■ **TASK TO CARRY OUT**
Gather all lines in the entries that include the word "Просмотры".

........

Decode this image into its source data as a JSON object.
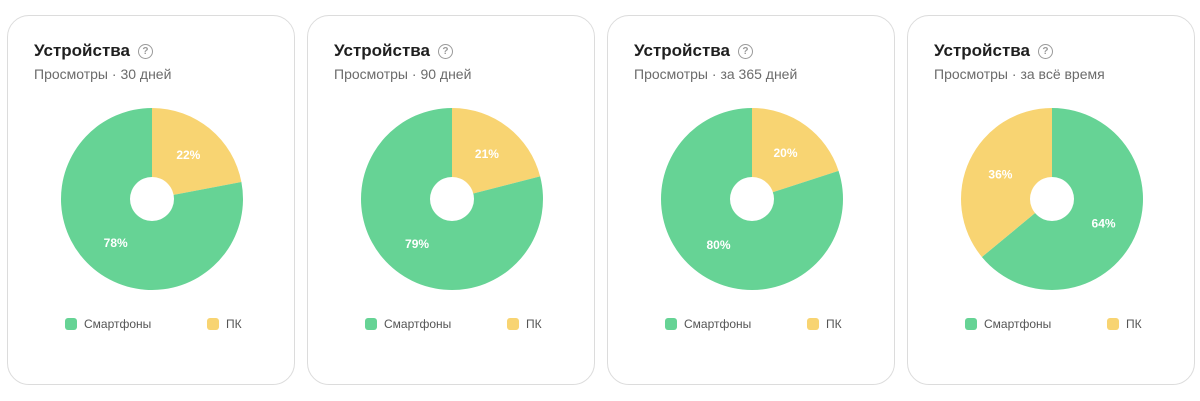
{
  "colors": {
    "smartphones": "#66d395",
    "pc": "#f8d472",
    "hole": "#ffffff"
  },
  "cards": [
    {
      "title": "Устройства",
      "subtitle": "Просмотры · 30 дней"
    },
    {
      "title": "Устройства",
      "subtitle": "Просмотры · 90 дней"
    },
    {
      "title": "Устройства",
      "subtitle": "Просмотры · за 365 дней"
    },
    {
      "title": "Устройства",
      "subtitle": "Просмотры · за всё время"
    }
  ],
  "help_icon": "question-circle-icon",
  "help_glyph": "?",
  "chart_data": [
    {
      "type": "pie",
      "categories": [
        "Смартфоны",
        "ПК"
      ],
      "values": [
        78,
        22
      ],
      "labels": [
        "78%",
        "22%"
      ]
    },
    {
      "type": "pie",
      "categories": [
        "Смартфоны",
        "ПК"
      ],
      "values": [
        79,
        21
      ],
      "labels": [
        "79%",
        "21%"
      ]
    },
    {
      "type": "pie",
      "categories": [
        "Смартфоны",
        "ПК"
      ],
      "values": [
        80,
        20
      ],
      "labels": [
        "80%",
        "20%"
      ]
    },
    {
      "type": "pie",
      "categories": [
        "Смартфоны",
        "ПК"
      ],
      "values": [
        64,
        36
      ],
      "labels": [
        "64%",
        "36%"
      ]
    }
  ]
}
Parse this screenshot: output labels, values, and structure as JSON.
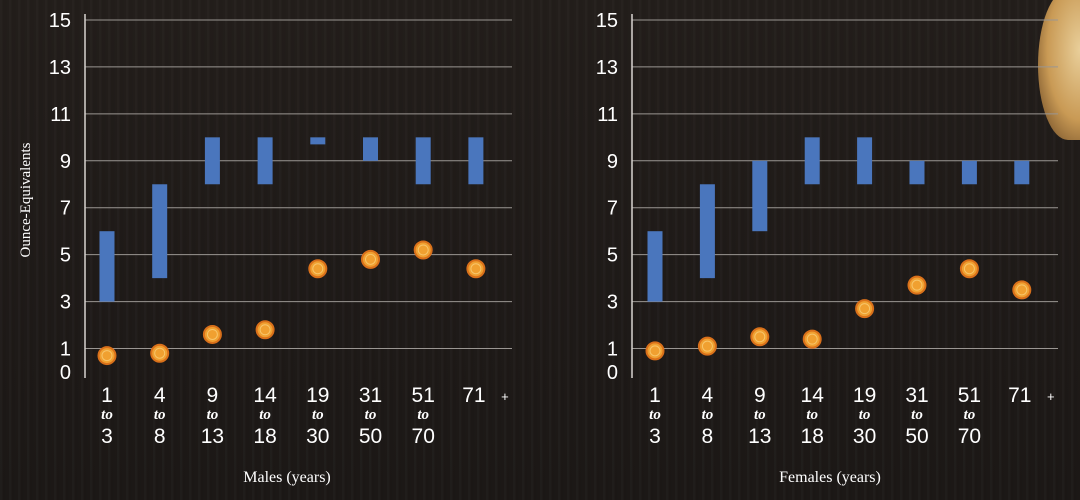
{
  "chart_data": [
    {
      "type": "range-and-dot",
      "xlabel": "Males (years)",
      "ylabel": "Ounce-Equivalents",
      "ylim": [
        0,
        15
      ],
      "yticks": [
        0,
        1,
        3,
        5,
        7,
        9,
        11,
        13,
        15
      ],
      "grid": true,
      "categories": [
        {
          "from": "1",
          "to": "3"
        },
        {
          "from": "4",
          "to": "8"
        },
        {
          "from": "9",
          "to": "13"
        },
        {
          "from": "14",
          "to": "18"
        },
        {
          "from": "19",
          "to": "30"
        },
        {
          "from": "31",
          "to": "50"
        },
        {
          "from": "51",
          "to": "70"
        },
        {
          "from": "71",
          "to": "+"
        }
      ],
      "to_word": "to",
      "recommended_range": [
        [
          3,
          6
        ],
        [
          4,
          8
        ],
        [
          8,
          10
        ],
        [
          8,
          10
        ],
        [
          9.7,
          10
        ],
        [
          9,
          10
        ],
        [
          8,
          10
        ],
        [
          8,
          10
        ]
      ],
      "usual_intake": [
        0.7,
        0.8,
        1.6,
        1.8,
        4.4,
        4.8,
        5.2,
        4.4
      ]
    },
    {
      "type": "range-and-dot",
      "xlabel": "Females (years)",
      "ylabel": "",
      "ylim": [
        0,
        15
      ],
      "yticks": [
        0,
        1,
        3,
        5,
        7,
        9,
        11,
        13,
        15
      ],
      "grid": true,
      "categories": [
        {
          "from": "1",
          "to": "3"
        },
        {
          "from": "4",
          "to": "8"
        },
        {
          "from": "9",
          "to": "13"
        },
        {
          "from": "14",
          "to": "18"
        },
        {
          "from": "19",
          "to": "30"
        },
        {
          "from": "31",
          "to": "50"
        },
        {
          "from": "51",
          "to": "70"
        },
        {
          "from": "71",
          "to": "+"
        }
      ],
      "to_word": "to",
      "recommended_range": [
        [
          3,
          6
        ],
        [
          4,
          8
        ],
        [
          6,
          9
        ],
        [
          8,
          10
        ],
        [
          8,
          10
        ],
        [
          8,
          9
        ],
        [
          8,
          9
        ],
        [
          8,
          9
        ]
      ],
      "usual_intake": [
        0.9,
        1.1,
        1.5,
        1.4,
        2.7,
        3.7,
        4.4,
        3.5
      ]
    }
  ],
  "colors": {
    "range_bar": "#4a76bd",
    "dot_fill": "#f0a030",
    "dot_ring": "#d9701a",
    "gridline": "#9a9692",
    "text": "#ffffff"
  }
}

........

■ **SOLUTION**
      "subtitle": "Просмотры · 30 дней"
      "subtitle": "Просмотры · 90 дней"
      "subtitle": "Просмотры · за 365 дней"
      "subtitle": "Просмотры · за всё время"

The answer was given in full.